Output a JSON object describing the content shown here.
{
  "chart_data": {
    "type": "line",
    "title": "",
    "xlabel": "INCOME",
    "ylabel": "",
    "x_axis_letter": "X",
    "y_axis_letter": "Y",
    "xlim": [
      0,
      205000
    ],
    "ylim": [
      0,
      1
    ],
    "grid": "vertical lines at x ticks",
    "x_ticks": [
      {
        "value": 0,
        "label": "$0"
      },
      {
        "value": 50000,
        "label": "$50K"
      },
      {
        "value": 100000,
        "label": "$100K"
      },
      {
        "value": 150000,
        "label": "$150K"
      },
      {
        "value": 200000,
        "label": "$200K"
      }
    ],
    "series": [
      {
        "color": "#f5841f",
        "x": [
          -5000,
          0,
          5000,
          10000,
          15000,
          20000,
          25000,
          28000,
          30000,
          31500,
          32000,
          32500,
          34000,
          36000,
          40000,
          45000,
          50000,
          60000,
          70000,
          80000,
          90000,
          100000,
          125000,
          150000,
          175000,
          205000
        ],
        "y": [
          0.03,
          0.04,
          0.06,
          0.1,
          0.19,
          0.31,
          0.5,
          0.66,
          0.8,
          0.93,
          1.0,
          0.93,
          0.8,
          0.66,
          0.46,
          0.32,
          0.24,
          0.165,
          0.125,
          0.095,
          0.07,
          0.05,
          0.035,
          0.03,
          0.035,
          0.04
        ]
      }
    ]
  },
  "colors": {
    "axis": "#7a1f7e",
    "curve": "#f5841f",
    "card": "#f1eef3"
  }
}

* * * * * * * * *

## WHAT IS NEEDED:
Set down the listing above in full, please, exactly as it appears.

## OUTPUT OF THE EXERCISE:
Output a JSON object describing the content shown here.
{
  "chart_data": {
    "type": "line",
    "title": "",
    "xlabel": "INCOME",
    "ylabel": "",
    "x_axis_letter": "X",
    "y_axis_letter": "Y",
    "xlim": [
      0,
      205000
    ],
    "ylim": [
      0,
      1
    ],
    "grid": "vertical lines at x ticks",
    "x_ticks": [
      {
        "value": 0,
        "label": "$0"
      },
      {
        "value": 50000,
        "label": "$50K"
      },
      {
        "value": 100000,
        "label": "$100K"
      },
      {
        "value": 150000,
        "label": "$150K"
      },
      {
        "value": 200000,
        "label": "$200K"
      }
    ],
    "series": [
      {
        "color": "#f5841f",
        "x": [
          -5000,
          0,
          5000,
          10000,
          15000,
          20000,
          25000,
          28000,
          30000,
          31500,
          32000,
          32500,
          34000,
          36000,
          40000,
          45000,
          50000,
          60000,
          70000,
          80000,
          90000,
          100000,
          125000,
          150000,
          175000,
          205000
        ],
        "y": [
          0.03,
          0.04,
          0.06,
          0.1,
          0.19,
          0.31,
          0.5,
          0.66,
          0.8,
          0.93,
          1.0,
          0.93,
          0.8,
          0.66,
          0.46,
          0.32,
          0.24,
          0.165,
          0.125,
          0.095,
          0.07,
          0.05,
          0.035,
          0.03,
          0.035,
          0.04
        ]
      }
    ]
  },
  "colors": {
    "axis": "#7a1f7e",
    "curve": "#f5841f",
    "card": "#f1eef3"
  }
}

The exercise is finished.